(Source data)
···
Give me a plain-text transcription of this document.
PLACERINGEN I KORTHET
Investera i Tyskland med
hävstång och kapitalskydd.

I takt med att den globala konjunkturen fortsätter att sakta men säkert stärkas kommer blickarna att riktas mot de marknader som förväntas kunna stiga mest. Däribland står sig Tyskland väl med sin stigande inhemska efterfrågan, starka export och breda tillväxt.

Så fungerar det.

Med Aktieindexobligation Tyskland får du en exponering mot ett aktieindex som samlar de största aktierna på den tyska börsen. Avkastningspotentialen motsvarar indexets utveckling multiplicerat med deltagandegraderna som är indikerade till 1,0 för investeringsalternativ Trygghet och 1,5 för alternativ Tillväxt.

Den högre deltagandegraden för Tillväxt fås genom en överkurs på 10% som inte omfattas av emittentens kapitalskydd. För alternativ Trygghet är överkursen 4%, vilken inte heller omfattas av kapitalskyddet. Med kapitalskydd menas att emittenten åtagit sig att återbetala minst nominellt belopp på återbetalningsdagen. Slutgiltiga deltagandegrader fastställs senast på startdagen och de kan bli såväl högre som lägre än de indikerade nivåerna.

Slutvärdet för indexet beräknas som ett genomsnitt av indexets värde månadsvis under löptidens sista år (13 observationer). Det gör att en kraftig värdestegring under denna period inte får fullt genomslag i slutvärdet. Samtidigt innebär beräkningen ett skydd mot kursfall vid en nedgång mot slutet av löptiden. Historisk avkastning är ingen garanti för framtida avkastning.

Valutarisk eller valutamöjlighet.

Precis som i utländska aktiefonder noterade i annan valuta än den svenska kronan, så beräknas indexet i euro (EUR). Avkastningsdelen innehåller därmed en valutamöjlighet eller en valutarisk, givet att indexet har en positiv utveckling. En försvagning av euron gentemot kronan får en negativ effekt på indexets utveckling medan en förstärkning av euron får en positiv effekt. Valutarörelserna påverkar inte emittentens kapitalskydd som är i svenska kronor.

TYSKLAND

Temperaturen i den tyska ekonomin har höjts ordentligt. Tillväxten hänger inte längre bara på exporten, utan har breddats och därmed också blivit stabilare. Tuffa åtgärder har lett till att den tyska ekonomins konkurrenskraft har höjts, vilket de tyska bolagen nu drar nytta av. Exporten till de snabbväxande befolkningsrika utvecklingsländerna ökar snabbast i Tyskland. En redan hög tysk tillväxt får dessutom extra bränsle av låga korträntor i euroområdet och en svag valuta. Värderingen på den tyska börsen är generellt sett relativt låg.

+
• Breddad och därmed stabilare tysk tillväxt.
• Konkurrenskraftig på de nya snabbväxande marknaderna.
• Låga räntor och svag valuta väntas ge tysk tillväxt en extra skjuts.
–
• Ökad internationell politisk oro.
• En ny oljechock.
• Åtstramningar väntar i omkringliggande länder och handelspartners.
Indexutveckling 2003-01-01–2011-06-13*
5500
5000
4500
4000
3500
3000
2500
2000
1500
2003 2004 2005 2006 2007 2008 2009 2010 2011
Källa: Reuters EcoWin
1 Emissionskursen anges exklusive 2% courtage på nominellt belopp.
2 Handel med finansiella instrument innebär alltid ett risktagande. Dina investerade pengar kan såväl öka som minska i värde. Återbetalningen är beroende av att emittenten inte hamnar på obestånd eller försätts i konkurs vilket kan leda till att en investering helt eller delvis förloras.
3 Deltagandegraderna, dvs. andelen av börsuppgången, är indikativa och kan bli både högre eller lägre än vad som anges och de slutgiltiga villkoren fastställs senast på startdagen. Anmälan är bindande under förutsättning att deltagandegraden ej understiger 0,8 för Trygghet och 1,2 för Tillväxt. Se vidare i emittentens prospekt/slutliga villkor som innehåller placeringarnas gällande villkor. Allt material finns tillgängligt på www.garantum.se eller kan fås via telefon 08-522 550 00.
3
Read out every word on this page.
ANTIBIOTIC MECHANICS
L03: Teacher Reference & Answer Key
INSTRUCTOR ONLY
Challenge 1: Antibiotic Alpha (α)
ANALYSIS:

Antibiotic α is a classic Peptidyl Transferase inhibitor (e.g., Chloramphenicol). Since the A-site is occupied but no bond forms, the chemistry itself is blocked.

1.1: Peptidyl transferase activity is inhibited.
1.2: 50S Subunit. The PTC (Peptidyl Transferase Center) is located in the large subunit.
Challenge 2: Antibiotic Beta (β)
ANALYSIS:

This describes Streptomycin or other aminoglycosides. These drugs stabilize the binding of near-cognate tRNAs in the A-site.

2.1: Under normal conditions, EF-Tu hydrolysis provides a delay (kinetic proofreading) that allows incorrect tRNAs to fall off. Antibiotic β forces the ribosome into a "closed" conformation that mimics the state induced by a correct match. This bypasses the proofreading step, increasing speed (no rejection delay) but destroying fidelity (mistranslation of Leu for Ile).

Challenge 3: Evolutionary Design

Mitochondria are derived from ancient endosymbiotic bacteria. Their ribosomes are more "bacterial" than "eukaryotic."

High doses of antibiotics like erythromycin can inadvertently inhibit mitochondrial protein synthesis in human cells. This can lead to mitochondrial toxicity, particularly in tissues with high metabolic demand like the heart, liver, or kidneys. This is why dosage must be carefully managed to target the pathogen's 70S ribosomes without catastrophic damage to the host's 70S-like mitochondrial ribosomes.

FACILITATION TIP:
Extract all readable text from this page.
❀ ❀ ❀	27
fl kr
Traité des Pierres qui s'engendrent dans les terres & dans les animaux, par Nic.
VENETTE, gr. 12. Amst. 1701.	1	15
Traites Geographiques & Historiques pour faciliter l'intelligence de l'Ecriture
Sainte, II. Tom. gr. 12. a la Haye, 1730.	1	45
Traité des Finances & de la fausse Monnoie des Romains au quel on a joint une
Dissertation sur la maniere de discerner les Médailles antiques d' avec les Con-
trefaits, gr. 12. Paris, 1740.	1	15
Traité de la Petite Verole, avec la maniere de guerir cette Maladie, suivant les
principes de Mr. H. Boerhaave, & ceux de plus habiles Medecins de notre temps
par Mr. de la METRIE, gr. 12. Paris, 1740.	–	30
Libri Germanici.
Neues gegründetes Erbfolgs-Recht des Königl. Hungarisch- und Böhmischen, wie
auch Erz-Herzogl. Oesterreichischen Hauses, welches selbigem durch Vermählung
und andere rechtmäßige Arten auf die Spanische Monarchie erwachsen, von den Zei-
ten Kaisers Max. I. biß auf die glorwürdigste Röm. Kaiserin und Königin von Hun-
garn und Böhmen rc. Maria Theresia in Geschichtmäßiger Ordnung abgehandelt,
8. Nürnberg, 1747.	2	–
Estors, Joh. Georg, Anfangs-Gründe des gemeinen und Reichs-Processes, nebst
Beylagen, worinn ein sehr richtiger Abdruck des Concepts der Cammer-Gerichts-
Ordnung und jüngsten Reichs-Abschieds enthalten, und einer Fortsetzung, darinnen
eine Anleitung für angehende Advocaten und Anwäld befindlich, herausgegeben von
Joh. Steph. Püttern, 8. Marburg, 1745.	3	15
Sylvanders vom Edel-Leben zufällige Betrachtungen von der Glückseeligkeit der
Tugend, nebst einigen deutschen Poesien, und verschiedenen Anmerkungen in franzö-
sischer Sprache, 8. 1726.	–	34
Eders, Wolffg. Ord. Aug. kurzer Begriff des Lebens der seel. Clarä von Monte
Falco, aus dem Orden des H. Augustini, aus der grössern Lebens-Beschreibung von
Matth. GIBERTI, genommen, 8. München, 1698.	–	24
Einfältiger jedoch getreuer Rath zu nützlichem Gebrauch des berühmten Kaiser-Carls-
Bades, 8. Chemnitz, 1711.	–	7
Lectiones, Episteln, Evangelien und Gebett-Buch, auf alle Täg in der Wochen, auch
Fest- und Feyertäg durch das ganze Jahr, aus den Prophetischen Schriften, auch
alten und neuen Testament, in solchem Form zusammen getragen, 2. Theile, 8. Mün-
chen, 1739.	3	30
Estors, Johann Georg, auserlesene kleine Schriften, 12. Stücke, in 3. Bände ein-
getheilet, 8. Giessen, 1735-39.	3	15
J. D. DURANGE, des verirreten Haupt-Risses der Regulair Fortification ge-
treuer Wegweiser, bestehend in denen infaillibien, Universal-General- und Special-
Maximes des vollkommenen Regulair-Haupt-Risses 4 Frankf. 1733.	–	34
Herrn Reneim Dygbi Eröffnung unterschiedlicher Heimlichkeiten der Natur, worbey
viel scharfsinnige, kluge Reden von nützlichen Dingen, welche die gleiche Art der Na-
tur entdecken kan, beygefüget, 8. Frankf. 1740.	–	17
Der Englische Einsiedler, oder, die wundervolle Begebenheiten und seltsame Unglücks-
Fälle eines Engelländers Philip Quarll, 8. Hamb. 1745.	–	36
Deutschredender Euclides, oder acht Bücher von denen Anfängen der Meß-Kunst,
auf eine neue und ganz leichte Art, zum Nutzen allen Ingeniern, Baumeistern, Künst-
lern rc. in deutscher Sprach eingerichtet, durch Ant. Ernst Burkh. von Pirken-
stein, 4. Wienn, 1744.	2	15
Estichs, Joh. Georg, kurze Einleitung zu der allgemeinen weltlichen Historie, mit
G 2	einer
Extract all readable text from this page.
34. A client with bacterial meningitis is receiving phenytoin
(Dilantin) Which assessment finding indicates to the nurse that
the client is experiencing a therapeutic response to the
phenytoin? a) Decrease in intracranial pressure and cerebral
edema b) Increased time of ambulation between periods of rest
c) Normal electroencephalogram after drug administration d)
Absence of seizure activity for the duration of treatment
···
Problem requirements: From the entries above, copy each line that holds "Peptidyl".

Output of the task:
Antibiotic α is a classic Peptidyl Transferase inhibitor (e.g., Chloramphenicol). Since the A-site is occupied but no bond forms, the chemistry itself is blocked.
1.1: Peptidyl transferase activity is inhibited.
1.2: 50S Subunit. The PTC (Peptidyl Transferase Center) is located in the large subunit.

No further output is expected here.